— Begin PROVIDED DATA —
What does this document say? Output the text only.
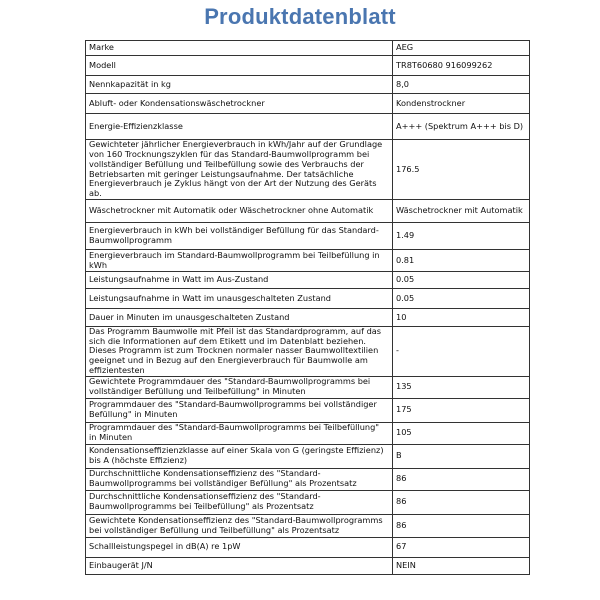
Produktdatenblatt
Marke	AEG
Modell	TR8T60680 916099262
Nennkapazität in kg	8,0
Abluft- oder Kondensationswäschetrockner	Kondenstrockner
Energie-Effizienzklasse	A+++ (Spektrum A+++ bis D)
Gewichteter jährlicher Energieverbrauch in kWh/Jahr auf der Grundlage von 160 Trocknungszyklen für das Standard-Baumwollprogramm bei vollständiger Befüllung und Teilbefüllung sowie des Verbrauchs der Betriebsarten mit geringer Leistungsaufnahme. Der tatsächliche Energieverbrauch je Zyklus hängt von der Art der Nutzung des Geräts ab.	176.5
Wäschetrockner mit Automatik oder Wäschetrockner ohne Automatik	Wäschetrockner mit Automatik
Energieverbrauch in kWh bei vollständiger Befüllung für das Standard-Baumwollprogramm	1.49
Energieverbrauch im Standard-Baumwollprogramm bei Teilbefüllung in kWh	0.81
Leistungsaufnahme in Watt im Aus-Zustand	0.05
Leistungsaufnahme in Watt im unausgeschalteten Zustand	0.05
Dauer in Minuten im unausgeschalteten Zustand	10
Das Programm Baumwolle mit Pfeil ist das Standardprogramm, auf das sich die Informationen auf dem Etikett und im Datenblatt beziehen. Dieses Programm ist zum Trocknen normaler nasser Baumwolltextilien geeignet und in Bezug auf den Energieverbrauch für Baumwolle am effizientesten	-
Gewichtete Programmdauer des "Standard-Baumwollprogramms bei vollständiger Befüllung und Teilbefüllung" in Minuten	135
Programmdauer des "Standard-Baumwollprogramms bei vollständiger Befüllung" in Minuten	175
Programmdauer des "Standard-Baumwollprogramms bei Teilbefüllung" in Minuten	105
Kondensationseffizienzklasse auf einer Skala von G (geringste Effizienz) bis A (höchste Effizienz)	B
Durchschnittliche Kondensationseffizienz des "Standard-Baumwollprogramms bei vollständiger Befüllung" als Prozentsatz	86
Durchschnittliche Kondensationseffizienz des "Standard-Baumwollprogramms bei Teilbefüllung" als Prozentsatz	86
Gewichtete Kondensationseffizienz des "Standard-Baumwollprogramms bei vollständiger Befüllung und Teilbefüllung" als Prozentsatz	86
Schallleistungspegel in dB(A) re 1pW	67
Einbaugerät J/N	NEIN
— End PROVIDED DATA —
● **TASK REQUIREMENTS**:
Answer with a single number: the count of lines holding the word "Zustand".

● **OUTPUT**:
3